(Entries from a visual dataset)

(begin)

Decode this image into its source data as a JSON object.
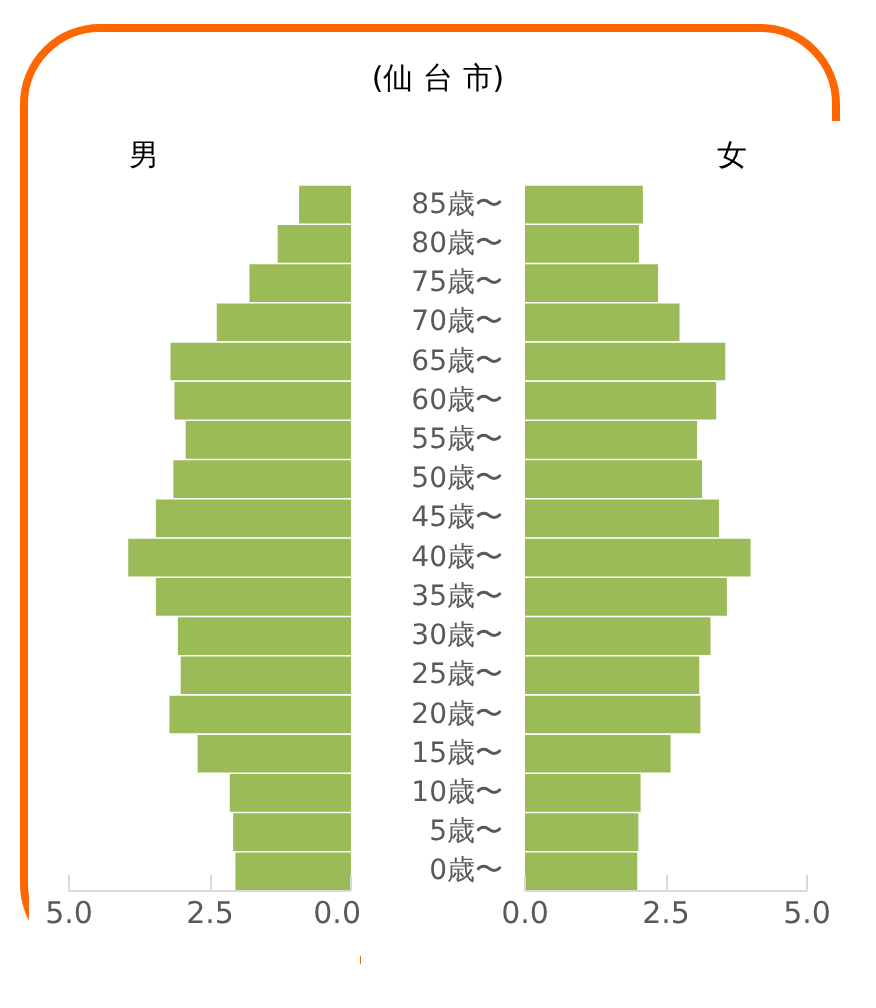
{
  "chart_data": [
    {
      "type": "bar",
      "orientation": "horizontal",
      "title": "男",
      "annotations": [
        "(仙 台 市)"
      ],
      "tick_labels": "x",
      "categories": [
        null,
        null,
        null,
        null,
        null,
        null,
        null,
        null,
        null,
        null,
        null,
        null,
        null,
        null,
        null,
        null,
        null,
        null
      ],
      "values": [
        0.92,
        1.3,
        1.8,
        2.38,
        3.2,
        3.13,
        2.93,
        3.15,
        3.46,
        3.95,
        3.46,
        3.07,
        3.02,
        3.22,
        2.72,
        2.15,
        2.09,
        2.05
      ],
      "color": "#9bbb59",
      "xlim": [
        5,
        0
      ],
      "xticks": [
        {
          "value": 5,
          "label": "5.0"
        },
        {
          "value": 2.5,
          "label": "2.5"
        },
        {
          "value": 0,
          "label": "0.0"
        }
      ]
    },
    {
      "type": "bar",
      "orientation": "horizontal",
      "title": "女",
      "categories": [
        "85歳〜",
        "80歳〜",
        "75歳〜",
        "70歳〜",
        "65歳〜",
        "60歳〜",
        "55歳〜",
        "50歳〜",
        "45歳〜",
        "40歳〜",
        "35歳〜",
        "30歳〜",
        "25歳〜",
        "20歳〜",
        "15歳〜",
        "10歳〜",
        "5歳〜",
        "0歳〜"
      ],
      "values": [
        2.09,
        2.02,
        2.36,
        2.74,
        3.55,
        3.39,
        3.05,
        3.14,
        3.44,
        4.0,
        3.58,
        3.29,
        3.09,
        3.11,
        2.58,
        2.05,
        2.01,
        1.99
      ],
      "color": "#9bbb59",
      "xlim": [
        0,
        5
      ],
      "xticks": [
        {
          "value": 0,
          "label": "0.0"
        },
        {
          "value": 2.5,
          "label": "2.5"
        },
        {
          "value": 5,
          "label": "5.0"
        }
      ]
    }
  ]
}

(end)

Work to do: Extract the entries in full, exactly as they are, minus the pictures.

Task output:
Decode this image into its source data as a JSON object.
{
  "chart_data": [
    {
      "type": "bar",
      "orientation": "horizontal",
      "title": "男",
      "annotations": [
        "(仙 台 市)"
      ],
      "tick_labels": "x",
      "categories": [
        null,
        null,
        null,
        null,
        null,
        null,
        null,
        null,
        null,
        null,
        null,
        null,
        null,
        null,
        null,
        null,
        null,
        null
      ],
      "values": [
        0.92,
        1.3,
        1.8,
        2.38,
        3.2,
        3.13,
        2.93,
        3.15,
        3.46,
        3.95,
        3.46,
        3.07,
        3.02,
        3.22,
        2.72,
        2.15,
        2.09,
        2.05
      ],
      "color": "#9bbb59",
      "xlim": [
        5,
        0
      ],
      "xticks": [
        {
          "value": 5,
          "label": "5.0"
        },
        {
          "value": 2.5,
          "label": "2.5"
        },
        {
          "value": 0,
          "label": "0.0"
        }
      ]
    },
    {
      "type": "bar",
      "orientation": "horizontal",
      "title": "女",
      "categories": [
        "85歳〜",
        "80歳〜",
        "75歳〜",
        "70歳〜",
        "65歳〜",
        "60歳〜",
        "55歳〜",
        "50歳〜",
        "45歳〜",
        "40歳〜",
        "35歳〜",
        "30歳〜",
        "25歳〜",
        "20歳〜",
        "15歳〜",
        "10歳〜",
        "5歳〜",
        "0歳〜"
      ],
      "values": [
        2.09,
        2.02,
        2.36,
        2.74,
        3.55,
        3.39,
        3.05,
        3.14,
        3.44,
        4.0,
        3.58,
        3.29,
        3.09,
        3.11,
        2.58,
        2.05,
        2.01,
        1.99
      ],
      "color": "#9bbb59",
      "xlim": [
        0,
        5
      ],
      "xticks": [
        {
          "value": 0,
          "label": "0.0"
        },
        {
          "value": 2.5,
          "label": "2.5"
        },
        {
          "value": 5,
          "label": "5.0"
        }
      ]
    }
  ]
}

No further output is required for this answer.